══ MATERIAL FOR THE TASK ══

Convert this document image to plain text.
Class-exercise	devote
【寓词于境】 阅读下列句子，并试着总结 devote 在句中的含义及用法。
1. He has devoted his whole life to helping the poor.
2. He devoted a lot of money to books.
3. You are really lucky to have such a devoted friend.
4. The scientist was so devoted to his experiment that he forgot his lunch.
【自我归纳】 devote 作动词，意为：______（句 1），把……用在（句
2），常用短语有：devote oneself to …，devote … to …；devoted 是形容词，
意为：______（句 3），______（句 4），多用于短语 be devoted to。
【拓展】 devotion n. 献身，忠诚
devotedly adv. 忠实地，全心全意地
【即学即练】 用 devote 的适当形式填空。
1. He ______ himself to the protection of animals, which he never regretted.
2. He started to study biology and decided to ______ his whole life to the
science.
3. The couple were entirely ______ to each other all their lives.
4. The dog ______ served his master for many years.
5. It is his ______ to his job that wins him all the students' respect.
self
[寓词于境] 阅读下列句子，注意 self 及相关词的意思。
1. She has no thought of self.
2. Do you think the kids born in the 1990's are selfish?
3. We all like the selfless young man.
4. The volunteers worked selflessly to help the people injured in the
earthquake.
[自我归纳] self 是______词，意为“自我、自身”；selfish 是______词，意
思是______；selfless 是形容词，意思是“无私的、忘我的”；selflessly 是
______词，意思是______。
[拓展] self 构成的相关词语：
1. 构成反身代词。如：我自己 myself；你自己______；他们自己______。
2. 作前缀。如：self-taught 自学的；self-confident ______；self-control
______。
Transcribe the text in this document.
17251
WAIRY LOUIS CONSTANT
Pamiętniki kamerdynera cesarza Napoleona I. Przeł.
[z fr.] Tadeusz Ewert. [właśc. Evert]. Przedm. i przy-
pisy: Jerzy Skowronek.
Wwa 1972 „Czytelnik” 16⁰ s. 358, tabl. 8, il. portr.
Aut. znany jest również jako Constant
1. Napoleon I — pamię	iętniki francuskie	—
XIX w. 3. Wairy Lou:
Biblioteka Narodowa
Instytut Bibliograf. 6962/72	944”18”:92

═══

TASK TO CARRY OUT | Each record above should be restated word for word.

SOLUTION TO THIS EXERCISE |
Convert this document image to plain text.
Class-exercise	devote
【寓词于境】 阅读下列句子，并试着总结 devote 在句中的含义及用法。
1. He has devoted his whole life to helping the poor.
2. He devoted a lot of money to books.
3. You are really lucky to have such a devoted friend.
4. The scientist was so devoted to his experiment that he forgot his lunch.
【自我归纳】 devote 作动词，意为：______（句 1），把……用在（句
2），常用短语有：devote oneself to …，devote … to …；devoted 是形容词，
意为：______（句 3），______（句 4），多用于短语 be devoted to。
【拓展】 devotion n. 献身，忠诚
devotedly adv. 忠实地，全心全意地
【即学即练】 用 devote 的适当形式填空。
1. He ______ himself to the protection of animals, which he never regretted.
2. He started to study biology and decided to ______ his whole life to the
science.
3. The couple were entirely ______ to each other all their lives.
4. The dog ______ served his master for many years.
5. It is his ______ to his job that wins him all the students' respect.
self
[寓词于境] 阅读下列句子，注意 self 及相关词的意思。
1. She has no thought of self.
2. Do you think the kids born in the 1990's are selfish?
3. We all like the selfless young man.
4. The volunteers worked selflessly to help the people injured in the
earthquake.
[自我归纳] self 是______词，意为“自我、自身”；selfish 是______词，意
思是______；selfless 是形容词，意思是“无私的、忘我的”；selflessly 是
______词，意思是______。
[拓展] self 构成的相关词语：
1. 构成反身代词。如：我自己 myself；你自己______；他们自己______。
2. 作前缀。如：self-taught 自学的；self-confident ______；self-control
______。
Transcribe the text in this document.
17251
WAIRY LOUIS CONSTANT
Pamiętniki kamerdynera cesarza Napoleona I. Przeł.
[z fr.] Tadeusz Ewert. [właśc. Evert]. Przedm. i przy-
pisy: Jerzy Skowronek.
Wwa 1972 „Czytelnik” 16⁰ s. 358, tabl. 8, il. portr.
Aut. znany jest również jako Constant
1. Napoleon I — pamię	iętniki francuskie	—
XIX w. 3. Wairy Lou:
Biblioteka Narodowa
Instytut Bibliograf. 6962/72	944”18”:92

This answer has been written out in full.